[Stored records]

****************

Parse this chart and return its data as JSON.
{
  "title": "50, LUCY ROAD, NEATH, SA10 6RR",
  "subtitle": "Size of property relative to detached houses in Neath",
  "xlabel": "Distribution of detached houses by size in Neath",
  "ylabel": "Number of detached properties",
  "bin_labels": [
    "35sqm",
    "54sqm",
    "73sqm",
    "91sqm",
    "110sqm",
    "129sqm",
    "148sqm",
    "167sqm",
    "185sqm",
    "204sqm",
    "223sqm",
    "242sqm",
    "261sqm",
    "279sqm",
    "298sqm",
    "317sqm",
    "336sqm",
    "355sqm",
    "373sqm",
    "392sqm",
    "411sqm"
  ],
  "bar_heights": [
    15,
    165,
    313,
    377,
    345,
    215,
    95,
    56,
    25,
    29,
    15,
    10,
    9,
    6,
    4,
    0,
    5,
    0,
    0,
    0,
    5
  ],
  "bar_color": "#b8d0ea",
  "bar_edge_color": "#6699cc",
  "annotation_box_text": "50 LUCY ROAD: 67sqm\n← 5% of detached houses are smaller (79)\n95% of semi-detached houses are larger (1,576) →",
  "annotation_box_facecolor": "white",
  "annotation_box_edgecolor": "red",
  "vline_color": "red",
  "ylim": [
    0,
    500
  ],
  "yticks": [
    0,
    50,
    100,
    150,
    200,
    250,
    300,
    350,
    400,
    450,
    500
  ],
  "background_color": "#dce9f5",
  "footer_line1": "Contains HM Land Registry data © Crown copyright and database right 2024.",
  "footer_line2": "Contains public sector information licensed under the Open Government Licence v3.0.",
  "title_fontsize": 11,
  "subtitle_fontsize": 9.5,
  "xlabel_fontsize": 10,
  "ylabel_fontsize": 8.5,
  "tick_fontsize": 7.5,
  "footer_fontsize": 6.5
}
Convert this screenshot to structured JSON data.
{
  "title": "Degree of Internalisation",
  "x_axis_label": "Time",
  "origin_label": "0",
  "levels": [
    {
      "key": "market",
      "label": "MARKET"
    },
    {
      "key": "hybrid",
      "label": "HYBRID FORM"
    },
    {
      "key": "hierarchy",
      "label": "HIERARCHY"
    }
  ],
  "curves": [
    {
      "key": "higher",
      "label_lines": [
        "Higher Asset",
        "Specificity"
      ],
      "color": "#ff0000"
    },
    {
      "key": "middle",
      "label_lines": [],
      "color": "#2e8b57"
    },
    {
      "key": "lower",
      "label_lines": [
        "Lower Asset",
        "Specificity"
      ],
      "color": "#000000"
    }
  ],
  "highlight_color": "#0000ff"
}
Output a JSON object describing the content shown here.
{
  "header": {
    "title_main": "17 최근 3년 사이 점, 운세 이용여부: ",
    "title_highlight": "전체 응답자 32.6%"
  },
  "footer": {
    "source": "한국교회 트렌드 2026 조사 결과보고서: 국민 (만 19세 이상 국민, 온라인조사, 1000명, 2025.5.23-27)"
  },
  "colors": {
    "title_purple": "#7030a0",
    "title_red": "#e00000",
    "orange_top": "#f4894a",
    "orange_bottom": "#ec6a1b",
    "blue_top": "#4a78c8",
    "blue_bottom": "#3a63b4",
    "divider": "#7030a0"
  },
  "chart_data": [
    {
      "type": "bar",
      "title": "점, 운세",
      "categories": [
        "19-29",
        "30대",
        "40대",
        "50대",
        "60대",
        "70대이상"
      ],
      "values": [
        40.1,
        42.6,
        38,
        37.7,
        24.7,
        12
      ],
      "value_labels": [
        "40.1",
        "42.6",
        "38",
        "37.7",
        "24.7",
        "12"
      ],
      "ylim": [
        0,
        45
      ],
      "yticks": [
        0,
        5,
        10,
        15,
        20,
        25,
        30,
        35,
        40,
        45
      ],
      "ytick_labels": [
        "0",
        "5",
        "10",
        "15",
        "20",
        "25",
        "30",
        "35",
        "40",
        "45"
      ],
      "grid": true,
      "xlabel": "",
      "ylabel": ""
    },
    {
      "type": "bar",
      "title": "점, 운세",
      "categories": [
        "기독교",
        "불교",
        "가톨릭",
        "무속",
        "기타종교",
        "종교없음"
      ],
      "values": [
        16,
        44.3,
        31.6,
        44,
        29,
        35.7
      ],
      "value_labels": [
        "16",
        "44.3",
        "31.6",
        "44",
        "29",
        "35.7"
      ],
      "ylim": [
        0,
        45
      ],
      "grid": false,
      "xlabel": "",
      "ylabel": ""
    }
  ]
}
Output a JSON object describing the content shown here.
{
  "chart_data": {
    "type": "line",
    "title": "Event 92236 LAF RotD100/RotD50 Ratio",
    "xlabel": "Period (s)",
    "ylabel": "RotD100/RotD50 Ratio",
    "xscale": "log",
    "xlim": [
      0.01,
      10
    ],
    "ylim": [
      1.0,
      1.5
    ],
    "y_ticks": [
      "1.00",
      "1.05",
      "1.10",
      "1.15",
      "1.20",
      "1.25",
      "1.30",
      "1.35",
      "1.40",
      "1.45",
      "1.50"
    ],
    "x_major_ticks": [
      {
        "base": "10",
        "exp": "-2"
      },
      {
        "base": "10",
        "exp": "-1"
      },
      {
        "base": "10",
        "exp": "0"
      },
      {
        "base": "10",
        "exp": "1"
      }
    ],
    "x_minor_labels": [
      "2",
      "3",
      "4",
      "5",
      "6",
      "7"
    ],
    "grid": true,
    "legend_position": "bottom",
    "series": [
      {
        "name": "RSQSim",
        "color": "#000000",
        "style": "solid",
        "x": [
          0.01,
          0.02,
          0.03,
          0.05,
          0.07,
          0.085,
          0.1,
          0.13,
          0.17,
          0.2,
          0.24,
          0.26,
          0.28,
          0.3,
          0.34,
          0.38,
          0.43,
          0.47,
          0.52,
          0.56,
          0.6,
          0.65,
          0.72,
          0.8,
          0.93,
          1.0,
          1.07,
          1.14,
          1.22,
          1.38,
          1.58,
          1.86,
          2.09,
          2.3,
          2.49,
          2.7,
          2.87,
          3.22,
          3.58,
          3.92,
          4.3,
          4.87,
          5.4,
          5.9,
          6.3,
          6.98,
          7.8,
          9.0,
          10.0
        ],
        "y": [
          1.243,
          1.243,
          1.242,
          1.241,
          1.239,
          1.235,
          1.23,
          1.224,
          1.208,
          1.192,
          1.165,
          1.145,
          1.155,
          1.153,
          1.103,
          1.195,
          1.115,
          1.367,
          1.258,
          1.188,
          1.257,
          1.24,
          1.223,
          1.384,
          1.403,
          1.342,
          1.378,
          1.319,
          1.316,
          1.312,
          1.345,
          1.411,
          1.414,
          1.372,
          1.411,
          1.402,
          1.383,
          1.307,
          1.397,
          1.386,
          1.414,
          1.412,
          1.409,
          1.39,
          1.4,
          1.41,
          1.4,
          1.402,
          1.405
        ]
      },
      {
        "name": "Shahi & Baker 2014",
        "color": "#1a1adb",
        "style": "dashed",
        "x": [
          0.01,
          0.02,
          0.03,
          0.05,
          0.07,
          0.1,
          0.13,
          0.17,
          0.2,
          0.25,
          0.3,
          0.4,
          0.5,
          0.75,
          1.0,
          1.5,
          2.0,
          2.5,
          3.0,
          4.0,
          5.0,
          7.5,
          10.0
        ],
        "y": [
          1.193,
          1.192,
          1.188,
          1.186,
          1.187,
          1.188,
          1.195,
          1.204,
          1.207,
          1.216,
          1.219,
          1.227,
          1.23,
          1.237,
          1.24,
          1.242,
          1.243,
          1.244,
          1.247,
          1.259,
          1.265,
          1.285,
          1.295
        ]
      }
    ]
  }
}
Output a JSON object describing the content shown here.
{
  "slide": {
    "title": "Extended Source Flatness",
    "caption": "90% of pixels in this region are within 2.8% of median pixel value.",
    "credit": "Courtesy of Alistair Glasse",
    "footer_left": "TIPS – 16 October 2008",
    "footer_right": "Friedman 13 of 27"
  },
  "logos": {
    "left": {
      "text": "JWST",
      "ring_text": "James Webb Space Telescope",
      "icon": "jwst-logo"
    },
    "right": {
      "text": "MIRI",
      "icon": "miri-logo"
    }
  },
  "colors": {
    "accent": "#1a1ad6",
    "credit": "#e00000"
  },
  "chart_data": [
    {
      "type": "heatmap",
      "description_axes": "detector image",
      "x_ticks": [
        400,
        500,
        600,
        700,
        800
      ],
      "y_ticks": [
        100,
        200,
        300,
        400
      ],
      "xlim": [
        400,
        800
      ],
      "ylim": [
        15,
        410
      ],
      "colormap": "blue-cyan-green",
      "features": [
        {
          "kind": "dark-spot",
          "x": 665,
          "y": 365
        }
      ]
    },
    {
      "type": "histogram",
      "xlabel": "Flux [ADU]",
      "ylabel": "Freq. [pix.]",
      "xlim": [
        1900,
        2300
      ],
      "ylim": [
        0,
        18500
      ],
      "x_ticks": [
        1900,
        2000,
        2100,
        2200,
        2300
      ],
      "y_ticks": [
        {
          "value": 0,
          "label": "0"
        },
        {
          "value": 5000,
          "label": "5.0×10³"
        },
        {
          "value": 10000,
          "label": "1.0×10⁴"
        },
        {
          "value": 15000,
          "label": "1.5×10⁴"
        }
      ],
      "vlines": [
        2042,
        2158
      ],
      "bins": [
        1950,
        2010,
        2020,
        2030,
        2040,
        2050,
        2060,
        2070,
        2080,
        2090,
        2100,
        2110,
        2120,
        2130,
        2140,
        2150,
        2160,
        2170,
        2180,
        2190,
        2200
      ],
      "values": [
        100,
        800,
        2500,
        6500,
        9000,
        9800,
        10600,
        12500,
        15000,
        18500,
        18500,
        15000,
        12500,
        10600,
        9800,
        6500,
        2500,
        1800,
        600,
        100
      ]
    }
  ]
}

****************

◆ What you need to do
Give back only a number, the number of lines where the string "this" occurs.

◆ Finished exercise
3